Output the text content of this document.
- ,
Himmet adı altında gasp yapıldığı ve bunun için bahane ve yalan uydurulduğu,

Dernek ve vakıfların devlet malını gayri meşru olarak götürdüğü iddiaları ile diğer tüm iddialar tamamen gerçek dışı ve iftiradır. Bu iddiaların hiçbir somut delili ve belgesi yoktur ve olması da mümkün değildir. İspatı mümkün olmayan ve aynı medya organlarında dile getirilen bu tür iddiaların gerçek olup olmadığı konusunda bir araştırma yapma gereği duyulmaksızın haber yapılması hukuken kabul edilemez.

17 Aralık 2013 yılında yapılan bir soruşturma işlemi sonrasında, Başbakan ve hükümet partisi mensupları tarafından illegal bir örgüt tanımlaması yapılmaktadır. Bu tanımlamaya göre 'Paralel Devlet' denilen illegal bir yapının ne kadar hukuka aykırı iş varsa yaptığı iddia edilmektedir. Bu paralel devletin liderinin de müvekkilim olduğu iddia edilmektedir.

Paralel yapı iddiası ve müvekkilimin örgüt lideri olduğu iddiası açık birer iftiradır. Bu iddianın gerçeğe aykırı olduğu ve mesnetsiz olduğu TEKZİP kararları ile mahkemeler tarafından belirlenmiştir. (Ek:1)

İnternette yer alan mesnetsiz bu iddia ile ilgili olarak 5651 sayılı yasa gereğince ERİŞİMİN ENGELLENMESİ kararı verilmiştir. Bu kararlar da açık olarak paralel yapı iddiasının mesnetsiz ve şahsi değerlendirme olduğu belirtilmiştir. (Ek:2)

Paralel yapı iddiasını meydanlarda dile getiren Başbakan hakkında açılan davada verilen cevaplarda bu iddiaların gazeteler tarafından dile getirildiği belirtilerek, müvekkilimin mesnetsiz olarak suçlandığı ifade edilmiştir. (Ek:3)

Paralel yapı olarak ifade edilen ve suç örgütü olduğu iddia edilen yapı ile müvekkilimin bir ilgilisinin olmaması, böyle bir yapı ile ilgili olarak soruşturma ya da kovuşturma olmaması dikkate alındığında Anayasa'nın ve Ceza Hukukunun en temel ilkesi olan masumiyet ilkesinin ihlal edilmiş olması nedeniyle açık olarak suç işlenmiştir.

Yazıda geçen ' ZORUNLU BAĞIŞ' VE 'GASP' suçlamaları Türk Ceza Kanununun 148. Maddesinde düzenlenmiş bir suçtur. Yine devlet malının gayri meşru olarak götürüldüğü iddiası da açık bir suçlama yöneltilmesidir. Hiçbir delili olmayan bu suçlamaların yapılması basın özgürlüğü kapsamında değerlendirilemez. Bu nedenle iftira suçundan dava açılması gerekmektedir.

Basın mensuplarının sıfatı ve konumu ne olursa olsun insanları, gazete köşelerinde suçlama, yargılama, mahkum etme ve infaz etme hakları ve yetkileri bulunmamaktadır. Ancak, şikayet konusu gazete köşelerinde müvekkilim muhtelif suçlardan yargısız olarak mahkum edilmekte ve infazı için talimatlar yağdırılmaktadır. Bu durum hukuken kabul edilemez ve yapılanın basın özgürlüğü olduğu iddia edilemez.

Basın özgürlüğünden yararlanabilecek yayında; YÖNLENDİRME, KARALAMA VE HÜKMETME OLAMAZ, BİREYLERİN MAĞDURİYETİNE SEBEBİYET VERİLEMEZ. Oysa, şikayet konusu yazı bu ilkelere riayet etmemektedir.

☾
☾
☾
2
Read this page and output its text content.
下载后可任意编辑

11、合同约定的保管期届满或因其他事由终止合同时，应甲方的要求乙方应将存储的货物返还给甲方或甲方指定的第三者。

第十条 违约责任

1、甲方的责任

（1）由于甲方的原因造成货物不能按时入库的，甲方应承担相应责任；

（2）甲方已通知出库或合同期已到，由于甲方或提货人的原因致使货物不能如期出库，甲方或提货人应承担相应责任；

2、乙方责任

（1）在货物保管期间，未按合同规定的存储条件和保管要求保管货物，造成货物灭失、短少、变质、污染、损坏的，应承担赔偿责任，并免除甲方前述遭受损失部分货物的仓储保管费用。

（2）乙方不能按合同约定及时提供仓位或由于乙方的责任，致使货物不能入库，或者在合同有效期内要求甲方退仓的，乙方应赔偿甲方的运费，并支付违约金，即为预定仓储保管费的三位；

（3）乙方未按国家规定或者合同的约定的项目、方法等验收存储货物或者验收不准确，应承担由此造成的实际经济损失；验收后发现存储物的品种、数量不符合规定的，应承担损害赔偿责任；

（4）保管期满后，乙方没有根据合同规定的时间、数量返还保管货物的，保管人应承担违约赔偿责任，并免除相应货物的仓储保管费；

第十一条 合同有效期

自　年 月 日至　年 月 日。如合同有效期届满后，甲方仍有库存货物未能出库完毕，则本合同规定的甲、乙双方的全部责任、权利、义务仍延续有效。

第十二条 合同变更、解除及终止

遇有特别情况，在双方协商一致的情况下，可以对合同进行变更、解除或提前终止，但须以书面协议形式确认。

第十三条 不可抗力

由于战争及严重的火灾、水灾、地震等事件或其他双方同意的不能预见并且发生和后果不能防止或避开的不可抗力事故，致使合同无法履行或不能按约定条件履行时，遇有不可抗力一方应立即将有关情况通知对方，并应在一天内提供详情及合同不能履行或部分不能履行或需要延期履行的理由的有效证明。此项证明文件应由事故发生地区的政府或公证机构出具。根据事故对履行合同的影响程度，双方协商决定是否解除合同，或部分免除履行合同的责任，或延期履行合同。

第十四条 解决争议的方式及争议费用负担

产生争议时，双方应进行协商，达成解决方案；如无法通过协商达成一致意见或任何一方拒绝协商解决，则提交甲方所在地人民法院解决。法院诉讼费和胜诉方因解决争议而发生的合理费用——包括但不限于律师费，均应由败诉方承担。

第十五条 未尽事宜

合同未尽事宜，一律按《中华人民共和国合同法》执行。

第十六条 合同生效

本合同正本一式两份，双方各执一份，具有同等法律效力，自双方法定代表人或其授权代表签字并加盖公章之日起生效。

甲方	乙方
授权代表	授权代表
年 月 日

_EXERCISE PROMPT_
Copy out the whole listing exactly; please set it all down.

_FINAL ANSWER_
Output the text content of this document.
- ,
Himmet adı altında gasp yapıldığı ve bunun için bahane ve yalan uydurulduğu,

Dernek ve vakıfların devlet malını gayri meşru olarak götürdüğü iddiaları ile diğer tüm iddialar tamamen gerçek dışı ve iftiradır. Bu iddiaların hiçbir somut delili ve belgesi yoktur ve olması da mümkün değildir. İspatı mümkün olmayan ve aynı medya organlarında dile getirilen bu tür iddiaların gerçek olup olmadığı konusunda bir araştırma yapma gereği duyulmaksızın haber yapılması hukuken kabul edilemez.

17 Aralık 2013 yılında yapılan bir soruşturma işlemi sonrasında, Başbakan ve hükümet partisi mensupları tarafından illegal bir örgüt tanımlaması yapılmaktadır. Bu tanımlamaya göre 'Paralel Devlet' denilen illegal bir yapının ne kadar hukuka aykırı iş varsa yaptığı iddia edilmektedir. Bu paralel devletin liderinin de müvekkilim olduğu iddia edilmektedir.

Paralel yapı iddiası ve müvekkilimin örgüt lideri olduğu iddiası açık birer iftiradır. Bu iddianın gerçeğe aykırı olduğu ve mesnetsiz olduğu TEKZİP kararları ile mahkemeler tarafından belirlenmiştir. (Ek:1)

İnternette yer alan mesnetsiz bu iddia ile ilgili olarak 5651 sayılı yasa gereğince ERİŞİMİN ENGELLENMESİ kararı verilmiştir. Bu kararlar da açık olarak paralel yapı iddiasının mesnetsiz ve şahsi değerlendirme olduğu belirtilmiştir. (Ek:2)

Paralel yapı iddiasını meydanlarda dile getiren Başbakan hakkında açılan davada verilen cevaplarda bu iddiaların gazeteler tarafından dile getirildiği belirtilerek, müvekkilimin mesnetsiz olarak suçlandığı ifade edilmiştir. (Ek:3)

Paralel yapı olarak ifade edilen ve suç örgütü olduğu iddia edilen yapı ile müvekkilimin bir ilgilisinin olmaması, böyle bir yapı ile ilgili olarak soruşturma ya da kovuşturma olmaması dikkate alındığında Anayasa'nın ve Ceza Hukukunun en temel ilkesi olan masumiyet ilkesinin ihlal edilmiş olması nedeniyle açık olarak suç işlenmiştir.

Yazıda geçen ' ZORUNLU BAĞIŞ' VE 'GASP' suçlamaları Türk Ceza Kanununun 148. Maddesinde düzenlenmiş bir suçtur. Yine devlet malının gayri meşru olarak götürüldüğü iddiası da açık bir suçlama yöneltilmesidir. Hiçbir delili olmayan bu suçlamaların yapılması basın özgürlüğü kapsamında değerlendirilemez. Bu nedenle iftira suçundan dava açılması gerekmektedir.

Basın mensuplarının sıfatı ve konumu ne olursa olsun insanları, gazete köşelerinde suçlama, yargılama, mahkum etme ve infaz etme hakları ve yetkileri bulunmamaktadır. Ancak, şikayet konusu gazete köşelerinde müvekkilim muhtelif suçlardan yargısız olarak mahkum edilmekte ve infazı için talimatlar yağdırılmaktadır. Bu durum hukuken kabul edilemez ve yapılanın basın özgürlüğü olduğu iddia edilemez.

Basın özgürlüğünden yararlanabilecek yayında; YÖNLENDİRME, KARALAMA VE HÜKMETME OLAMAZ, BİREYLERİN MAĞDURİYETİNE SEBEBİYET VERİLEMEZ. Oysa, şikayet konusu yazı bu ilkelere riayet etmemektedir.

☾
☾
☾
2
Read this page and output its text content.
下载后可任意编辑

11、合同约定的保管期届满或因其他事由终止合同时，应甲方的要求乙方应将存储的货物返还给甲方或甲方指定的第三者。

第十条 违约责任

1、甲方的责任

（1）由于甲方的原因造成货物不能按时入库的，甲方应承担相应责任；

（2）甲方已通知出库或合同期已到，由于甲方或提货人的原因致使货物不能如期出库，甲方或提货人应承担相应责任；

2、乙方责任

（1）在货物保管期间，未按合同规定的存储条件和保管要求保管货物，造成货物灭失、短少、变质、污染、损坏的，应承担赔偿责任，并免除甲方前述遭受损失部分货物的仓储保管费用。

（2）乙方不能按合同约定及时提供仓位或由于乙方的责任，致使货物不能入库，或者在合同有效期内要求甲方退仓的，乙方应赔偿甲方的运费，并支付违约金，即为预定仓储保管费的三位；

（3）乙方未按国家规定或者合同的约定的项目、方法等验收存储货物或者验收不准确，应承担由此造成的实际经济损失；验收后发现存储物的品种、数量不符合规定的，应承担损害赔偿责任；

（4）保管期满后，乙方没有根据合同规定的时间、数量返还保管货物的，保管人应承担违约赔偿责任，并免除相应货物的仓储保管费；

第十一条 合同有效期

自　年 月 日至　年 月 日。如合同有效期届满后，甲方仍有库存货物未能出库完毕，则本合同规定的甲、乙双方的全部责任、权利、义务仍延续有效。

第十二条 合同变更、解除及终止

遇有特别情况，在双方协商一致的情况下，可以对合同进行变更、解除或提前终止，但须以书面协议形式确认。

第十三条 不可抗力

由于战争及严重的火灾、水灾、地震等事件或其他双方同意的不能预见并且发生和后果不能防止或避开的不可抗力事故，致使合同无法履行或不能按约定条件履行时，遇有不可抗力一方应立即将有关情况通知对方，并应在一天内提供详情及合同不能履行或部分不能履行或需要延期履行的理由的有效证明。此项证明文件应由事故发生地区的政府或公证机构出具。根据事故对履行合同的影响程度，双方协商决定是否解除合同，或部分免除履行合同的责任，或延期履行合同。

第十四条 解决争议的方式及争议费用负担

产生争议时，双方应进行协商，达成解决方案；如无法通过协商达成一致意见或任何一方拒绝协商解决，则提交甲方所在地人民法院解决。法院诉讼费和胜诉方因解决争议而发生的合理费用——包括但不限于律师费，均应由败诉方承担。

第十五条 未尽事宜

合同未尽事宜，一律按《中华人民共和国合同法》执行。

第十六条 合同生效

本合同正本一式两份，双方各执一份，具有同等法律效力，自双方法定代表人或其授权代表签字并加盖公章之日起生效。

甲方	乙方
授权代表	授权代表
年 月 日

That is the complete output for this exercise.